-- START Dataset excerpts --
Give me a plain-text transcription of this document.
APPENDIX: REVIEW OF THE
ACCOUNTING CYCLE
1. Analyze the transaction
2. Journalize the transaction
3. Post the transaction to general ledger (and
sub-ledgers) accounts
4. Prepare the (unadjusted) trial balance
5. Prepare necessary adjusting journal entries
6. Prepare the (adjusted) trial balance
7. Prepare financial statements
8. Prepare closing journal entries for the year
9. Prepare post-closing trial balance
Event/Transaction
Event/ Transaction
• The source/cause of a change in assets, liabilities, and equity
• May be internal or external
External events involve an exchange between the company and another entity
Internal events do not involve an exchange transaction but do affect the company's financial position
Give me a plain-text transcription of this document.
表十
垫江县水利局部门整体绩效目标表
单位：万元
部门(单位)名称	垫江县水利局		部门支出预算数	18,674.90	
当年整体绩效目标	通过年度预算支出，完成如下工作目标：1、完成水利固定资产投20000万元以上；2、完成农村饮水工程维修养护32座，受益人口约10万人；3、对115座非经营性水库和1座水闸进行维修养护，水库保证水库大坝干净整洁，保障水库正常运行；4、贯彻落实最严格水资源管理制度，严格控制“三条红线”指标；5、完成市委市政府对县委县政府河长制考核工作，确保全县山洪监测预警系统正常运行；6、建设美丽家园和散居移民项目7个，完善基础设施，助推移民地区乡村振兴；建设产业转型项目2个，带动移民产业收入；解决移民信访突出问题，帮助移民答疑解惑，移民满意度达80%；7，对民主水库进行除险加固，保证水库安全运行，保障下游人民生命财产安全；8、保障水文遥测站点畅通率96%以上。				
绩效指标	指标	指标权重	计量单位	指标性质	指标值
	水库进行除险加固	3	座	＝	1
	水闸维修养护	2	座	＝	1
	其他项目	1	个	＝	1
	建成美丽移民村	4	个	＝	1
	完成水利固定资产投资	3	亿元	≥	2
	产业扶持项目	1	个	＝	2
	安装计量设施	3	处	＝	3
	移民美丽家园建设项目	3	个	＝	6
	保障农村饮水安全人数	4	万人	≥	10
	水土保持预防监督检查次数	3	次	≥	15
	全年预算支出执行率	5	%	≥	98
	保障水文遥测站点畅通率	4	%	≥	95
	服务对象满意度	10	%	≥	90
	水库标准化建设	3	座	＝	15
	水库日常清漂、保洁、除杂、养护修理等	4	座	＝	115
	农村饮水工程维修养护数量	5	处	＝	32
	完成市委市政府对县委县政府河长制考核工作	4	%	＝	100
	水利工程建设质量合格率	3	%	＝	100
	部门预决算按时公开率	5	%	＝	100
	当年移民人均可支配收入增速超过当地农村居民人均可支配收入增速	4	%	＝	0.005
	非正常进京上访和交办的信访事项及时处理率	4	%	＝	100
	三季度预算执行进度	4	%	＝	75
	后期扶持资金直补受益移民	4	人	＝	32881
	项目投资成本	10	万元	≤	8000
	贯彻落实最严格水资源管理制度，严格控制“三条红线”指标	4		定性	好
-- END Dataset excerpts --
Directions for this task: Repeat back the data above, exact to the last character.

Written solution:
Give me a plain-text transcription of this document.
APPENDIX: REVIEW OF THE
ACCOUNTING CYCLE
1. Analyze the transaction
2. Journalize the transaction
3. Post the transaction to general ledger (and
sub-ledgers) accounts
4. Prepare the (unadjusted) trial balance
5. Prepare necessary adjusting journal entries
6. Prepare the (adjusted) trial balance
7. Prepare financial statements
8. Prepare closing journal entries for the year
9. Prepare post-closing trial balance
Event/Transaction
Event/ Transaction
• The source/cause of a change in assets, liabilities, and equity
• May be internal or external
External events involve an exchange between the company and another entity
Internal events do not involve an exchange transaction but do affect the company's financial position
Give me a plain-text transcription of this document.
表十
垫江县水利局部门整体绩效目标表
单位：万元
部门(单位)名称	垫江县水利局		部门支出预算数	18,674.90	
当年整体绩效目标	通过年度预算支出，完成如下工作目标：1、完成水利固定资产投20000万元以上；2、完成农村饮水工程维修养护32座，受益人口约10万人；3、对115座非经营性水库和1座水闸进行维修养护，水库保证水库大坝干净整洁，保障水库正常运行；4、贯彻落实最严格水资源管理制度，严格控制“三条红线”指标；5、完成市委市政府对县委县政府河长制考核工作，确保全县山洪监测预警系统正常运行；6、建设美丽家园和散居移民项目7个，完善基础设施，助推移民地区乡村振兴；建设产业转型项目2个，带动移民产业收入；解决移民信访突出问题，帮助移民答疑解惑，移民满意度达80%；7，对民主水库进行除险加固，保证水库安全运行，保障下游人民生命财产安全；8、保障水文遥测站点畅通率96%以上。				
绩效指标	指标	指标权重	计量单位	指标性质	指标值
	水库进行除险加固	3	座	＝	1
	水闸维修养护	2	座	＝	1
	其他项目	1	个	＝	1
	建成美丽移民村	4	个	＝	1
	完成水利固定资产投资	3	亿元	≥	2
	产业扶持项目	1	个	＝	2
	安装计量设施	3	处	＝	3
	移民美丽家园建设项目	3	个	＝	6
	保障农村饮水安全人数	4	万人	≥	10
	水土保持预防监督检查次数	3	次	≥	15
	全年预算支出执行率	5	%	≥	98
	保障水文遥测站点畅通率	4	%	≥	95
	服务对象满意度	10	%	≥	90
	水库标准化建设	3	座	＝	15
	水库日常清漂、保洁、除杂、养护修理等	4	座	＝	115
	农村饮水工程维修养护数量	5	处	＝	32
	完成市委市政府对县委县政府河长制考核工作	4	%	＝	100
	水利工程建设质量合格率	3	%	＝	100
	部门预决算按时公开率	5	%	＝	100
	当年移民人均可支配收入增速超过当地农村居民人均可支配收入增速	4	%	＝	0.005
	非正常进京上访和交办的信访事项及时处理率	4	%	＝	100
	三季度预算执行进度	4	%	＝	75
	后期扶持资金直补受益移民	4	人	＝	32881
	项目投资成本	10	万元	≤	8000
	贯彻落实最严格水资源管理制度，严格控制“三条红线”指标	4		定性	好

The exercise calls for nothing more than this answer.